* Begin Entries supplied *

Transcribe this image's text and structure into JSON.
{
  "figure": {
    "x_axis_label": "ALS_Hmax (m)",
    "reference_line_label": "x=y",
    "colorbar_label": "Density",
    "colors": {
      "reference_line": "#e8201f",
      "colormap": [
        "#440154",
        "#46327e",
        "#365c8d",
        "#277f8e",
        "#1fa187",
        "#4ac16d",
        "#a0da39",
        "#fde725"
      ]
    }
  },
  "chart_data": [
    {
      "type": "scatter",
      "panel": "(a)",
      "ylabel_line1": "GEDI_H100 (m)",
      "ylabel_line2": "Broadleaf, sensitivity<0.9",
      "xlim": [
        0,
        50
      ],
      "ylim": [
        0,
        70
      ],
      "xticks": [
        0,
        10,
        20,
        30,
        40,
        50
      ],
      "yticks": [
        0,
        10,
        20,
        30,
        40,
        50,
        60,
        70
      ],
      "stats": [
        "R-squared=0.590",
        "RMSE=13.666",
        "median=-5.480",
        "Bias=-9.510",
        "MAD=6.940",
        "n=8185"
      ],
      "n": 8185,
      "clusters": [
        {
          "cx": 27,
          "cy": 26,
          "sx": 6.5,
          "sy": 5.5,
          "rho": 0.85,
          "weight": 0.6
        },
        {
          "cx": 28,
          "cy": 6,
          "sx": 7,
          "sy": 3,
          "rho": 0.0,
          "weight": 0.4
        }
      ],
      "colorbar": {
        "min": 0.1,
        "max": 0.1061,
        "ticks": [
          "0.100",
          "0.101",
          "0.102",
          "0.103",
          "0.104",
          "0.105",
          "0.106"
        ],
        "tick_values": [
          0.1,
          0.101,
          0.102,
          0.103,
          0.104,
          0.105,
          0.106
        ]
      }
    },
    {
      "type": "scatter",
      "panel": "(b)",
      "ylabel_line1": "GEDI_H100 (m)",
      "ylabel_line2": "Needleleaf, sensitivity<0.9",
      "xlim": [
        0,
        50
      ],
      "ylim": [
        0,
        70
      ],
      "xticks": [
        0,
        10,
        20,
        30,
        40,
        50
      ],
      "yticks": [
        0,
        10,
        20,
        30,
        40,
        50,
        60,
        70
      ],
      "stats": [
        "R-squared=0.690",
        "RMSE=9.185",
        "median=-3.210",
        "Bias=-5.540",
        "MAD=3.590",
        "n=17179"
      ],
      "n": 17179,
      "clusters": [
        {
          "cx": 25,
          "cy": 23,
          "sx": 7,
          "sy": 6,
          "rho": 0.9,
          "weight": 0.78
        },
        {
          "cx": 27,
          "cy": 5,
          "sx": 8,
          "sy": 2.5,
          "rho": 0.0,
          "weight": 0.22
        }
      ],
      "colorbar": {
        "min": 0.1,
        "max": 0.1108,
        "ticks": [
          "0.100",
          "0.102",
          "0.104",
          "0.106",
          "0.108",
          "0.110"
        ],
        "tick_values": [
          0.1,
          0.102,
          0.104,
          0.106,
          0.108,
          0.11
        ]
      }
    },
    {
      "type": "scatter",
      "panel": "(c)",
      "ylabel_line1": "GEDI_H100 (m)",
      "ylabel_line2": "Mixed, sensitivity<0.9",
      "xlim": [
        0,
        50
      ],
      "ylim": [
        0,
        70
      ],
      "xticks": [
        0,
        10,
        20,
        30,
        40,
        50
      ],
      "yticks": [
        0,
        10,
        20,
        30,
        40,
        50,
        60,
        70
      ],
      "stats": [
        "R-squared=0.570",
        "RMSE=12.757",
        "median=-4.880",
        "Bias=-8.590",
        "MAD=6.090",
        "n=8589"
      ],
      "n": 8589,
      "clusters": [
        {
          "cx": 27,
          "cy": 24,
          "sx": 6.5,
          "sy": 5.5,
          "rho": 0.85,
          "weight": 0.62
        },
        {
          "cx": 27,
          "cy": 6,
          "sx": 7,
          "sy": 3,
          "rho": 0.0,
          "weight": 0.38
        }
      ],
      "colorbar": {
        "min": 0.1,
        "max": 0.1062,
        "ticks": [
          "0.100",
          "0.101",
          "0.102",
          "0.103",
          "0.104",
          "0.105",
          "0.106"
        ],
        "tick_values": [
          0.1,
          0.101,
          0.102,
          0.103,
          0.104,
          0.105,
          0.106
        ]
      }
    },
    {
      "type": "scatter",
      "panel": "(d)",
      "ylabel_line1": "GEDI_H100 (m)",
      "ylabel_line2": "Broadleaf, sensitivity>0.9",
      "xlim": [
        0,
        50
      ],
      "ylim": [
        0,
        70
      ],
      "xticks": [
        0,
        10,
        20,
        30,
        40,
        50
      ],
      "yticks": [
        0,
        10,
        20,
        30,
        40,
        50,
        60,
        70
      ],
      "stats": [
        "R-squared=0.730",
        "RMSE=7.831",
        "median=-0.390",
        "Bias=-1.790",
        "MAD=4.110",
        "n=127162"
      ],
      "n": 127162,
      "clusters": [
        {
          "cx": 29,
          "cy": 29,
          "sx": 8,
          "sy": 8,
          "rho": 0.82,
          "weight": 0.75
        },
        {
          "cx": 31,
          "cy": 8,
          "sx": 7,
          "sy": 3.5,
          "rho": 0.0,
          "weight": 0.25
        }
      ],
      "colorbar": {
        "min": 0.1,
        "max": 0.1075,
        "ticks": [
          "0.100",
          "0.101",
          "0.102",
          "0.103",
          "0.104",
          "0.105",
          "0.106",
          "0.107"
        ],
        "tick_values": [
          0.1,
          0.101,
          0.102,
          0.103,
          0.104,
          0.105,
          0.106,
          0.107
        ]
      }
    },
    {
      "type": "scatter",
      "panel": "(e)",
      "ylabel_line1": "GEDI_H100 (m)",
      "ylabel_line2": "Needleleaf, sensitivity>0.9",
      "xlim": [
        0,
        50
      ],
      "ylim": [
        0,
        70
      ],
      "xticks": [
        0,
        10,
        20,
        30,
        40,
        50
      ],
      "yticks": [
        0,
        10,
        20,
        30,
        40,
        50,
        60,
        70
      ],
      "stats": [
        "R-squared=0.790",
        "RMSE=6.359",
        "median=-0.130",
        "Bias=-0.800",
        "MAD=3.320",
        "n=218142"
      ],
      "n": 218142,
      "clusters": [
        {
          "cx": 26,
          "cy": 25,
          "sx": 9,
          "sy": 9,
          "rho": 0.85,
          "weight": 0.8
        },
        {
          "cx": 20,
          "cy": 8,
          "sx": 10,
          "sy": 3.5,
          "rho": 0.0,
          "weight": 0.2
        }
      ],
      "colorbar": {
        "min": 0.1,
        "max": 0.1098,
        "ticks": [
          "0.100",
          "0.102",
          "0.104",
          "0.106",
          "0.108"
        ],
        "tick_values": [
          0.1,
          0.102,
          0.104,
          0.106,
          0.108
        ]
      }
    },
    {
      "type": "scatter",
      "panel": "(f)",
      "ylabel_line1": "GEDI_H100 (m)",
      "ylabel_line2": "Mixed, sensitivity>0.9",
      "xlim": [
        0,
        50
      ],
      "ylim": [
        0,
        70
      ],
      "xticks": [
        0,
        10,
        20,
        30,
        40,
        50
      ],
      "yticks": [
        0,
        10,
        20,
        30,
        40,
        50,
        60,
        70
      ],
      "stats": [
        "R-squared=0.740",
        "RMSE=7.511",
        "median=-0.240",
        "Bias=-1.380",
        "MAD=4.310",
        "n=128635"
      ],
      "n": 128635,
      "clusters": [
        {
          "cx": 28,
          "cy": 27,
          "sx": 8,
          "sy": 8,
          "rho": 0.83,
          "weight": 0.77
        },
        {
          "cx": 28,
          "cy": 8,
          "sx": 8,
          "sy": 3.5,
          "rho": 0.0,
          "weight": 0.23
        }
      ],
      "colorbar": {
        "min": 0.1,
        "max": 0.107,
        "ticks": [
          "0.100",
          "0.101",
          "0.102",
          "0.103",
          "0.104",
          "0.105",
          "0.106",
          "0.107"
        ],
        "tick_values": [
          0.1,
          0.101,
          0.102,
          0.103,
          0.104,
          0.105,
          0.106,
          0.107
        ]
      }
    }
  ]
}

* End Entries supplied *

• [Task to carry out] From the data above, show each line that contains "sensitivity".

• [Task response]
      "ylabel_line2": "Broadleaf, sensitivity<0.9",
      "ylabel_line2": "Needleleaf, sensitivity<0.9",
      "ylabel_line2": "Mixed, sensitivity<0.9",
      "ylabel_line2": "Broadleaf, sensitivity>0.9",
      "ylabel_line2": "Needleleaf, sensitivity>0.9",
      "ylabel_line2": "Mixed, sensitivity>0.9",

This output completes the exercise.